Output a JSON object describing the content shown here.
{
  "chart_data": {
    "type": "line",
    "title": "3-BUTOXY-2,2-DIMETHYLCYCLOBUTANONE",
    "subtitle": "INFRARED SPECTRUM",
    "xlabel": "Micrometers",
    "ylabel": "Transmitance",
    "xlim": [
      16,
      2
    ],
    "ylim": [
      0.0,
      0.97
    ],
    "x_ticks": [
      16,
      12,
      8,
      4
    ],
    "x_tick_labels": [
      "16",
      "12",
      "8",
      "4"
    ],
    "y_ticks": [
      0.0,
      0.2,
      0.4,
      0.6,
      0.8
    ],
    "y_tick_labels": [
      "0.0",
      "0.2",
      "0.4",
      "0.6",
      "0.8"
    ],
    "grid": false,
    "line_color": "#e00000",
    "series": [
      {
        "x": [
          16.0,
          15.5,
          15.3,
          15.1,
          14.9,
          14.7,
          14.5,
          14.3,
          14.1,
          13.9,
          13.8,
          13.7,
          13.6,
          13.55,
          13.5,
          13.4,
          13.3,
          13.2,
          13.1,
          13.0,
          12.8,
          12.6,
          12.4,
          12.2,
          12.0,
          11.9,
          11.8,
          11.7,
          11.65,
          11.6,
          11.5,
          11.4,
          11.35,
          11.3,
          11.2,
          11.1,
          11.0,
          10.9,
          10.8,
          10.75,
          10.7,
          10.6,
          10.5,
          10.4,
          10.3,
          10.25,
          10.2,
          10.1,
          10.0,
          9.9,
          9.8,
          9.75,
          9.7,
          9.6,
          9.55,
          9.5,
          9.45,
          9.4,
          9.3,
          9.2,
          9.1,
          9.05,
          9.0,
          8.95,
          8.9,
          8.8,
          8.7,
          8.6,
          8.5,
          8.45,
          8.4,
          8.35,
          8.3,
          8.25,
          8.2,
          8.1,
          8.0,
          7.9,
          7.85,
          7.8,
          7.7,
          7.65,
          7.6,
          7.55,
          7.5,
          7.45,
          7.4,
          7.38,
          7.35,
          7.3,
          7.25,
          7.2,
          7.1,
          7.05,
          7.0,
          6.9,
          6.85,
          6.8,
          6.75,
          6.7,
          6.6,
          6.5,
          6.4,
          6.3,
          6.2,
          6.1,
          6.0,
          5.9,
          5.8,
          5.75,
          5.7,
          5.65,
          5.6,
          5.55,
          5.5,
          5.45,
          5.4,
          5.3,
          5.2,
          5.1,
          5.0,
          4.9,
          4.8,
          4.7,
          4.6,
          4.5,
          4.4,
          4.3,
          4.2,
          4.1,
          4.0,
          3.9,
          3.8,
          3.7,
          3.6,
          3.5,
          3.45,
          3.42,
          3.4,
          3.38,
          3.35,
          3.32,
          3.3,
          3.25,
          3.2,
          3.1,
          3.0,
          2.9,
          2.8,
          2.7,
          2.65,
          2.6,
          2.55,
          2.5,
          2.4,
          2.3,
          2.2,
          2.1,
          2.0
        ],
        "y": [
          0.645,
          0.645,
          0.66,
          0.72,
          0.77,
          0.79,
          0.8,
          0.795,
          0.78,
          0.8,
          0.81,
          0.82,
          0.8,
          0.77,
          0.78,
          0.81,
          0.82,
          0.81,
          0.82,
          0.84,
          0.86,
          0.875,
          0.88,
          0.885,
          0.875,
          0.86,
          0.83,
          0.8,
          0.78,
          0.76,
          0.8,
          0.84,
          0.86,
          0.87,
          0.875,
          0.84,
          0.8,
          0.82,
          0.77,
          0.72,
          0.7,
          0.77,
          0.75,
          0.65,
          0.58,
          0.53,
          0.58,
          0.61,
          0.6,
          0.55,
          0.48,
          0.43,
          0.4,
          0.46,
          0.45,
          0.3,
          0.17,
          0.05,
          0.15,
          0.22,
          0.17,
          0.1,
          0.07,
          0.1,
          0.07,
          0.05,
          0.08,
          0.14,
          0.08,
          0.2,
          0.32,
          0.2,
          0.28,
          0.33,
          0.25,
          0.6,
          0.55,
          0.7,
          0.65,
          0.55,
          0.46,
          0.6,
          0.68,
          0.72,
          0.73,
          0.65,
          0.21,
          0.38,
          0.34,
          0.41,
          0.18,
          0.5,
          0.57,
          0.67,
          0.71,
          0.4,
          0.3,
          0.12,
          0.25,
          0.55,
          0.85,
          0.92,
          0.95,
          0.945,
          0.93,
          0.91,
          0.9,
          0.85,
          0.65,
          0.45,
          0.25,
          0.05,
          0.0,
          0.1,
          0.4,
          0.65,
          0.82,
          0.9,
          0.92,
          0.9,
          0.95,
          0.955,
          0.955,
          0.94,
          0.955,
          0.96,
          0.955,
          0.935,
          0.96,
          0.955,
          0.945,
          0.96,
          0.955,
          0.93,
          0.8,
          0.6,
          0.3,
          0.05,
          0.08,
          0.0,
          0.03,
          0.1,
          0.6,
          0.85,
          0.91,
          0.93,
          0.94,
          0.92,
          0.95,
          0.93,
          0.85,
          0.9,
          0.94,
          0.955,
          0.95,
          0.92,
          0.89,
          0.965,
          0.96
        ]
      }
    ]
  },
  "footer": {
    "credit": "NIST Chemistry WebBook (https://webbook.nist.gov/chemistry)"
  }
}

::::

__SHORT PROBLEM__
Please reproduce each record precisely as written.

__TASK ANSWER__
Output a JSON object describing the content shown here.
{
  "chart_data": {
    "type": "line",
    "title": "3-BUTOXY-2,2-DIMETHYLCYCLOBUTANONE",
    "subtitle": "INFRARED SPECTRUM",
    "xlabel": "Micrometers",
    "ylabel": "Transmitance",
    "xlim": [
      16,
      2
    ],
    "ylim": [
      0.0,
      0.97
    ],
    "x_ticks": [
      16,
      12,
      8,
      4
    ],
    "x_tick_labels": [
      "16",
      "12",
      "8",
      "4"
    ],
    "y_ticks": [
      0.0,
      0.2,
      0.4,
      0.6,
      0.8
    ],
    "y_tick_labels": [
      "0.0",
      "0.2",
      "0.4",
      "0.6",
      "0.8"
    ],
    "grid": false,
    "line_color": "#e00000",
    "series": [
      {
        "x": [
          16.0,
          15.5,
          15.3,
          15.1,
          14.9,
          14.7,
          14.5,
          14.3,
          14.1,
          13.9,
          13.8,
          13.7,
          13.6,
          13.55,
          13.5,
          13.4,
          13.3,
          13.2,
          13.1,
          13.0,
          12.8,
          12.6,
          12.4,
          12.2,
          12.0,
          11.9,
          11.8,
          11.7,
          11.65,
          11.6,
          11.5,
          11.4,
          11.35,
          11.3,
          11.2,
          11.1,
          11.0,
          10.9,
          10.8,
          10.75,
          10.7,
          10.6,
          10.5,
          10.4,
          10.3,
          10.25,
          10.2,
          10.1,
          10.0,
          9.9,
          9.8,
          9.75,
          9.7,
          9.6,
          9.55,
          9.5,
          9.45,
          9.4,
          9.3,
          9.2,
          9.1,
          9.05,
          9.0,
          8.95,
          8.9,
          8.8,
          8.7,
          8.6,
          8.5,
          8.45,
          8.4,
          8.35,
          8.3,
          8.25,
          8.2,
          8.1,
          8.0,
          7.9,
          7.85,
          7.8,
          7.7,
          7.65,
          7.6,
          7.55,
          7.5,
          7.45,
          7.4,
          7.38,
          7.35,
          7.3,
          7.25,
          7.2,
          7.1,
          7.05,
          7.0,
          6.9,
          6.85,
          6.8,
          6.75,
          6.7,
          6.6,
          6.5,
          6.4,
          6.3,
          6.2,
          6.1,
          6.0,
          5.9,
          5.8,
          5.75,
          5.7,
          5.65,
          5.6,
          5.55,
          5.5,
          5.45,
          5.4,
          5.3,
          5.2,
          5.1,
          5.0,
          4.9,
          4.8,
          4.7,
          4.6,
          4.5,
          4.4,
          4.3,
          4.2,
          4.1,
          4.0,
          3.9,
          3.8,
          3.7,
          3.6,
          3.5,
          3.45,
          3.42,
          3.4,
          3.38,
          3.35,
          3.32,
          3.3,
          3.25,
          3.2,
          3.1,
          3.0,
          2.9,
          2.8,
          2.7,
          2.65,
          2.6,
          2.55,
          2.5,
          2.4,
          2.3,
          2.2,
          2.1,
          2.0
        ],
        "y": [
          0.645,
          0.645,
          0.66,
          0.72,
          0.77,
          0.79,
          0.8,
          0.795,
          0.78,
          0.8,
          0.81,
          0.82,
          0.8,
          0.77,
          0.78,
          0.81,
          0.82,
          0.81,
          0.82,
          0.84,
          0.86,
          0.875,
          0.88,
          0.885,
          0.875,
          0.86,
          0.83,
          0.8,
          0.78,
          0.76,
          0.8,
          0.84,
          0.86,
          0.87,
          0.875,
          0.84,
          0.8,
          0.82,
          0.77,
          0.72,
          0.7,
          0.77,
          0.75,
          0.65,
          0.58,
          0.53,
          0.58,
          0.61,
          0.6,
          0.55,
          0.48,
          0.43,
          0.4,
          0.46,
          0.45,
          0.3,
          0.17,
          0.05,
          0.15,
          0.22,
          0.17,
          0.1,
          0.07,
          0.1,
          0.07,
          0.05,
          0.08,
          0.14,
          0.08,
          0.2,
          0.32,
          0.2,
          0.28,
          0.33,
          0.25,
          0.6,
          0.55,
          0.7,
          0.65,
          0.55,
          0.46,
          0.6,
          0.68,
          0.72,
          0.73,
          0.65,
          0.21,
          0.38,
          0.34,
          0.41,
          0.18,
          0.5,
          0.57,
          0.67,
          0.71,
          0.4,
          0.3,
          0.12,
          0.25,
          0.55,
          0.85,
          0.92,
          0.95,
          0.945,
          0.93,
          0.91,
          0.9,
          0.85,
          0.65,
          0.45,
          0.25,
          0.05,
          0.0,
          0.1,
          0.4,
          0.65,
          0.82,
          0.9,
          0.92,
          0.9,
          0.95,
          0.955,
          0.955,
          0.94,
          0.955,
          0.96,
          0.955,
          0.935,
          0.96,
          0.955,
          0.945,
          0.96,
          0.955,
          0.93,
          0.8,
          0.6,
          0.3,
          0.05,
          0.08,
          0.0,
          0.03,
          0.1,
          0.6,
          0.85,
          0.91,
          0.93,
          0.94,
          0.92,
          0.95,
          0.93,
          0.85,
          0.9,
          0.94,
          0.955,
          0.95,
          0.92,
          0.89,
          0.965,
          0.96
        ]
      }
    ]
  },
  "footer": {
    "credit": "NIST Chemistry WebBook (https://webbook.nist.gov/chemistry)"
  }
}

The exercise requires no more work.